(Given problem) Transcribe each record exactly. Include every one.

(The records)
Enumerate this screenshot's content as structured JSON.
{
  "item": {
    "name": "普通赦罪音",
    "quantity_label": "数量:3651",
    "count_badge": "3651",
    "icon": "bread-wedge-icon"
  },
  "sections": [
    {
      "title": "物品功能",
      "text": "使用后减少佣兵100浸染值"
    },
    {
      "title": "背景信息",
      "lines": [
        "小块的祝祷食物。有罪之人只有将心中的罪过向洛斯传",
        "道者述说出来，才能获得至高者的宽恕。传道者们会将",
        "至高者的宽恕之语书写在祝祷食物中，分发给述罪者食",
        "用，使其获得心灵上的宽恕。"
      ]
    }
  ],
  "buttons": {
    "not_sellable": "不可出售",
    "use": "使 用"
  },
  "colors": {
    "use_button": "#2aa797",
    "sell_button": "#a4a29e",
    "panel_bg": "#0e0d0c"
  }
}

(Result of this task)
Enumerate this screenshot's content as structured JSON.
{
  "item": {
    "name": "普通赦罪音",
    "quantity_label": "数量:3651",
    "count_badge": "3651",
    "icon": "bread-wedge-icon"
  },
  "sections": [
    {
      "title": "物品功能",
      "text": "使用后减少佣兵100浸染值"
    },
    {
      "title": "背景信息",
      "lines": [
        "小块的祝祷食物。有罪之人只有将心中的罪过向洛斯传",
        "道者述说出来，才能获得至高者的宽恕。传道者们会将",
        "至高者的宽恕之语书写在祝祷食物中，分发给述罪者食",
        "用，使其获得心灵上的宽恕。"
      ]
    }
  ],
  "buttons": {
    "not_sellable": "不可出售",
    "use": "使 用"
  },
  "colors": {
    "use_button": "#2aa797",
    "sell_button": "#a4a29e",
    "panel_bg": "#0e0d0c"
  }
}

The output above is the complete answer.